Retype the material that follows, keeping every word as it is.

*Exercise data*.
○ ○ ○ ○ ○ ○ ○
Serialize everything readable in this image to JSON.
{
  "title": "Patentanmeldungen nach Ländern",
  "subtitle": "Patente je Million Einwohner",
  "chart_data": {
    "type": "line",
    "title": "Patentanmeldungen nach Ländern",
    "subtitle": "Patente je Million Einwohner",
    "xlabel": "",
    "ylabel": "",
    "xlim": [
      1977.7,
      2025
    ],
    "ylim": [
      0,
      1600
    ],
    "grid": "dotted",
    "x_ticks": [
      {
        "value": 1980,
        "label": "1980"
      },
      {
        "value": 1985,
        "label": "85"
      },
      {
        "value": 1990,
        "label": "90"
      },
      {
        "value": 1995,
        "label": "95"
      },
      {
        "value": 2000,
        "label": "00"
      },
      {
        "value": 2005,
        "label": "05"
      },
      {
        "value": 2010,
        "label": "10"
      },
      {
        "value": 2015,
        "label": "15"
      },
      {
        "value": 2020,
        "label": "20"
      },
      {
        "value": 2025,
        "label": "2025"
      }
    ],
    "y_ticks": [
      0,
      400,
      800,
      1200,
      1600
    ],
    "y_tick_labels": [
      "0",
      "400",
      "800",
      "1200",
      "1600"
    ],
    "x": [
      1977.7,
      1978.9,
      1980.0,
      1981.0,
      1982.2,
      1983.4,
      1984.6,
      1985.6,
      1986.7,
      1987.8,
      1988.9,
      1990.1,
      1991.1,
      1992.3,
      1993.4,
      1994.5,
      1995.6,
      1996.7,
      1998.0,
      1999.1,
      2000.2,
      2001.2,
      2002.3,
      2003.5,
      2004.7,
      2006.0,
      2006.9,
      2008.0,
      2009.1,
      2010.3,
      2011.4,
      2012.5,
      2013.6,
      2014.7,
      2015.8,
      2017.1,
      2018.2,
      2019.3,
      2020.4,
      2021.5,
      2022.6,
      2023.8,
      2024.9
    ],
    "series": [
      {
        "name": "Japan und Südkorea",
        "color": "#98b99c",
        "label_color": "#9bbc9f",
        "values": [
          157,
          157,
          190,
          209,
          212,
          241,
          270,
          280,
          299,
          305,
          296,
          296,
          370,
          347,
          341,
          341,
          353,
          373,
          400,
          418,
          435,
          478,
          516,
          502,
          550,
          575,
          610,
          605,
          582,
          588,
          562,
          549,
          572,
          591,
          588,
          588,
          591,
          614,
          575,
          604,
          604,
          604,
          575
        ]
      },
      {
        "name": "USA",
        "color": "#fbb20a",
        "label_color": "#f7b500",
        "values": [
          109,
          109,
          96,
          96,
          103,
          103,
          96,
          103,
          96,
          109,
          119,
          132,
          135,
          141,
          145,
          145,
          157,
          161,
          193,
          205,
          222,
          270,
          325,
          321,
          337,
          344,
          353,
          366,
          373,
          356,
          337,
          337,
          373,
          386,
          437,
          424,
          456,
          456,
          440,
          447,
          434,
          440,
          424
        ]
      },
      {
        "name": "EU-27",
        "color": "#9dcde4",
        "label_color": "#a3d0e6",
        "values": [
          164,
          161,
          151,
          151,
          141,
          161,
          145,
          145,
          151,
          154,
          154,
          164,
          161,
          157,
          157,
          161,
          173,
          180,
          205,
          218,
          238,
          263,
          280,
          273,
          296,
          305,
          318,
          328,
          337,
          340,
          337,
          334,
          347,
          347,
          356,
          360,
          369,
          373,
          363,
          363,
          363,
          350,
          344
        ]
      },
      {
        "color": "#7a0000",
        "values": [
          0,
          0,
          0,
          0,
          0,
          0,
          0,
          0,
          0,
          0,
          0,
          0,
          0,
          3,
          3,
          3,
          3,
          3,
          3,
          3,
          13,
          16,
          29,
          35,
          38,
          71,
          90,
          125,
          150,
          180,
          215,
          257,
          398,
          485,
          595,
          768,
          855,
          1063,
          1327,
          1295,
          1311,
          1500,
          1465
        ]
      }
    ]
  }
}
○ ○ ○ ○ ○ ○ ○
*Written response*.
Serialize everything readable in this image to JSON.
{
  "title": "Patentanmeldungen nach Ländern",
  "subtitle": "Patente je Million Einwohner",
  "chart_data": {
    "type": "line",
    "title": "Patentanmeldungen nach Ländern",
    "subtitle": "Patente je Million Einwohner",
    "xlabel": "",
    "ylabel": "",
    "xlim": [
      1977.7,
      2025
    ],
    "ylim": [
      0,
      1600
    ],
    "grid": "dotted",
    "x_ticks": [
      {
        "value": 1980,
        "label": "1980"
      },
      {
        "value": 1985,
        "label": "85"
      },
      {
        "value": 1990,
        "label": "90"
      },
      {
        "value": 1995,
        "label": "95"
      },
      {
        "value": 2000,
        "label": "00"
      },
      {
        "value": 2005,
        "label": "05"
      },
      {
        "value": 2010,
        "label": "10"
      },
      {
        "value": 2015,
        "label": "15"
      },
      {
        "value": 2020,
        "label": "20"
      },
      {
        "value": 2025,
        "label": "2025"
      }
    ],
    "y_ticks": [
      0,
      400,
      800,
      1200,
      1600
    ],
    "y_tick_labels": [
      "0",
      "400",
      "800",
      "1200",
      "1600"
    ],
    "x": [
      1977.7,
      1978.9,
      1980.0,
      1981.0,
      1982.2,
      1983.4,
      1984.6,
      1985.6,
      1986.7,
      1987.8,
      1988.9,
      1990.1,
      1991.1,
      1992.3,
      1993.4,
      1994.5,
      1995.6,
      1996.7,
      1998.0,
      1999.1,
      2000.2,
      2001.2,
      2002.3,
      2003.5,
      2004.7,
      2006.0,
      2006.9,
      2008.0,
      2009.1,
      2010.3,
      2011.4,
      2012.5,
      2013.6,
      2014.7,
      2015.8,
      2017.1,
      2018.2,
      2019.3,
      2020.4,
      2021.5,
      2022.6,
      2023.8,
      2024.9
    ],
    "series": [
      {
        "name": "Japan und Südkorea",
        "color": "#98b99c",
        "label_color": "#9bbc9f",
        "values": [
          157,
          157,
          190,
          209,
          212,
          241,
          270,
          280,
          299,
          305,
          296,
          296,
          370,
          347,
          341,
          341,
          353,
          373,
          400,
          418,
          435,
          478,
          516,
          502,
          550,
          575,
          610,
          605,
          582,
          588,
          562,
          549,
          572,
          591,
          588,
          588,
          591,
          614,
          575,
          604,
          604,
          604,
          575
        ]
      },
      {
        "name": "USA",
        "color": "#fbb20a",
        "label_color": "#f7b500",
        "values": [
          109,
          109,
          96,
          96,
          103,
          103,
          96,
          103,
          96,
          109,
          119,
          132,
          135,
          141,
          145,
          145,
          157,
          161,
          193,
          205,
          222,
          270,
          325,
          321,
          337,
          344,
          353,
          366,
          373,
          356,
          337,
          337,
          373,
          386,
          437,
          424,
          456,
          456,
          440,
          447,
          434,
          440,
          424
        ]
      },
      {
        "name": "EU-27",
        "color": "#9dcde4",
        "label_color": "#a3d0e6",
        "values": [
          164,
          161,
          151,
          151,
          141,
          161,
          145,
          145,
          151,
          154,
          154,
          164,
          161,
          157,
          157,
          161,
          173,
          180,
          205,
          218,
          238,
          263,
          280,
          273,
          296,
          305,
          318,
          328,
          337,
          340,
          337,
          334,
          347,
          347,
          356,
          360,
          369,
          373,
          363,
          363,
          363,
          350,
          344
        ]
      },
      {
        "color": "#7a0000",
        "values": [
          0,
          0,
          0,
          0,
          0,
          0,
          0,
          0,
          0,
          0,
          0,
          0,
          0,
          3,
          3,
          3,
          3,
          3,
          3,
          3,
          13,
          16,
          29,
          35,
          38,
          71,
          90,
          125,
          150,
          180,
          215,
          257,
          398,
          485,
          595,
          768,
          855,
          1063,
          1327,
          1295,
          1311,
          1500,
          1465
        ]
      }
    ]
  }
}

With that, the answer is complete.